→ What the task requires
Write the material out again exactly.

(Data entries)
---
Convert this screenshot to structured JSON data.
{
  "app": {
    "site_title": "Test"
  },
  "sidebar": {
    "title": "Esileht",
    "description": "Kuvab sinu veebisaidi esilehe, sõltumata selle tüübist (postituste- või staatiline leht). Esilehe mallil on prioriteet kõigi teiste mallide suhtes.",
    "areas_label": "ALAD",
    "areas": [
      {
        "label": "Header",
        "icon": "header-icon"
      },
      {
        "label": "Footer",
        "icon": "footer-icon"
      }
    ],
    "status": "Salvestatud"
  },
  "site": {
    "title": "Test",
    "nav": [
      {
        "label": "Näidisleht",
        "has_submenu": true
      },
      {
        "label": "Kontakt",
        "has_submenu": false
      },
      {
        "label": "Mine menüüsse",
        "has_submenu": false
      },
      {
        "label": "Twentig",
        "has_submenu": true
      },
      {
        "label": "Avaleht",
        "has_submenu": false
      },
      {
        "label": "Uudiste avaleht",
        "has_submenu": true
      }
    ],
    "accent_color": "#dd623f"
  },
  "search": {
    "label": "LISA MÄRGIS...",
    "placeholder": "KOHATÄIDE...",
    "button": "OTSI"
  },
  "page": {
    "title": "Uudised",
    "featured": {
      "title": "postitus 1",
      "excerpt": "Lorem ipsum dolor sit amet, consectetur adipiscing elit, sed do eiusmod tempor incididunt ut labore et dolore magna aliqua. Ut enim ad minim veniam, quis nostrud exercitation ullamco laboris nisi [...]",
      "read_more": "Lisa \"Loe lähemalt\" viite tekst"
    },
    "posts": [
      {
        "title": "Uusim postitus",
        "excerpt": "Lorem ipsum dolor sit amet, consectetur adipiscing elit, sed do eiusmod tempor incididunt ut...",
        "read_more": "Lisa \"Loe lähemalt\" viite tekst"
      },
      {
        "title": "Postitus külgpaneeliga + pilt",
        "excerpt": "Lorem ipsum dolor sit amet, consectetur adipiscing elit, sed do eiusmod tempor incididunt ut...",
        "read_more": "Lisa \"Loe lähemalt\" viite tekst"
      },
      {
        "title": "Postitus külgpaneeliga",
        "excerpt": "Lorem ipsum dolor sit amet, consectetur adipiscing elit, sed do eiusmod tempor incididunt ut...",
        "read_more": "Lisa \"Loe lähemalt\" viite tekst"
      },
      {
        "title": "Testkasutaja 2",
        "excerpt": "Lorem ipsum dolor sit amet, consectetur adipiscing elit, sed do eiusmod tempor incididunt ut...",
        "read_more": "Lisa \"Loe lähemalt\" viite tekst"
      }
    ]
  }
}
---
→ Task result
Convert this screenshot to structured JSON data.
{
  "app": {
    "site_title": "Test"
  },
  "sidebar": {
    "title": "Esileht",
    "description": "Kuvab sinu veebisaidi esilehe, sõltumata selle tüübist (postituste- või staatiline leht). Esilehe mallil on prioriteet kõigi teiste mallide suhtes.",
    "areas_label": "ALAD",
    "areas": [
      {
        "label": "Header",
        "icon": "header-icon"
      },
      {
        "label": "Footer",
        "icon": "footer-icon"
      }
    ],
    "status": "Salvestatud"
  },
  "site": {
    "title": "Test",
    "nav": [
      {
        "label": "Näidisleht",
        "has_submenu": true
      },
      {
        "label": "Kontakt",
        "has_submenu": false
      },
      {
        "label": "Mine menüüsse",
        "has_submenu": false
      },
      {
        "label": "Twentig",
        "has_submenu": true
      },
      {
        "label": "Avaleht",
        "has_submenu": false
      },
      {
        "label": "Uudiste avaleht",
        "has_submenu": true
      }
    ],
    "accent_color": "#dd623f"
  },
  "search": {
    "label": "LISA MÄRGIS...",
    "placeholder": "KOHATÄIDE...",
    "button": "OTSI"
  },
  "page": {
    "title": "Uudised",
    "featured": {
      "title": "postitus 1",
      "excerpt": "Lorem ipsum dolor sit amet, consectetur adipiscing elit, sed do eiusmod tempor incididunt ut labore et dolore magna aliqua. Ut enim ad minim veniam, quis nostrud exercitation ullamco laboris nisi [...]",
      "read_more": "Lisa \"Loe lähemalt\" viite tekst"
    },
    "posts": [
      {
        "title": "Uusim postitus",
        "excerpt": "Lorem ipsum dolor sit amet, consectetur adipiscing elit, sed do eiusmod tempor incididunt ut...",
        "read_more": "Lisa \"Loe lähemalt\" viite tekst"
      },
      {
        "title": "Postitus külgpaneeliga + pilt",
        "excerpt": "Lorem ipsum dolor sit amet, consectetur adipiscing elit, sed do eiusmod tempor incididunt ut...",
        "read_more": "Lisa \"Loe lähemalt\" viite tekst"
      },
      {
        "title": "Postitus külgpaneeliga",
        "excerpt": "Lorem ipsum dolor sit amet, consectetur adipiscing elit, sed do eiusmod tempor incididunt ut...",
        "read_more": "Lisa \"Loe lähemalt\" viite tekst"
      },
      {
        "title": "Testkasutaja 2",
        "excerpt": "Lorem ipsum dolor sit amet, consectetur adipiscing elit, sed do eiusmod tempor incididunt ut...",
        "read_more": "Lisa \"Loe lähemalt\" viite tekst"
      }
    ]
  }
}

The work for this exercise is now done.